Output the full listing word for word.
Begin Material to process
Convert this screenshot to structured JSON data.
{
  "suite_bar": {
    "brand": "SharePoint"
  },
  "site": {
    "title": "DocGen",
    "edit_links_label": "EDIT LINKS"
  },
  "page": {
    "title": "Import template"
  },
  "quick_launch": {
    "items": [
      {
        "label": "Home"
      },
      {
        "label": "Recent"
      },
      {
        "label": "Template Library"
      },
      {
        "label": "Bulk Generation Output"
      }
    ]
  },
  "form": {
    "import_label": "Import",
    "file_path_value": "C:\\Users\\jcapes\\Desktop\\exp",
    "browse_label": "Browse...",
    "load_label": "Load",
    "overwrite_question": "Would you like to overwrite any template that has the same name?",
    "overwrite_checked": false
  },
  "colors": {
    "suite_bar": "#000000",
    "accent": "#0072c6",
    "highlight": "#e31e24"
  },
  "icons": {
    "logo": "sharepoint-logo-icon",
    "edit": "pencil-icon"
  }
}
End Material to process
* **Exercise answer**:
Convert this screenshot to structured JSON data.
{
  "suite_bar": {
    "brand": "SharePoint"
  },
  "site": {
    "title": "DocGen",
    "edit_links_label": "EDIT LINKS"
  },
  "page": {
    "title": "Import template"
  },
  "quick_launch": {
    "items": [
      {
        "label": "Home"
      },
      {
        "label": "Recent"
      },
      {
        "label": "Template Library"
      },
      {
        "label": "Bulk Generation Output"
      }
    ]
  },
  "form": {
    "import_label": "Import",
    "file_path_value": "C:\\Users\\jcapes\\Desktop\\exp",
    "browse_label": "Browse...",
    "load_label": "Load",
    "overwrite_question": "Would you like to overwrite any template that has the same name?",
    "overwrite_checked": false
  },
  "colors": {
    "suite_bar": "#000000",
    "accent": "#0072c6",
    "highlight": "#e31e24"
  },
  "icons": {
    "logo": "sharepoint-logo-icon",
    "edit": "pencil-icon"
  }
}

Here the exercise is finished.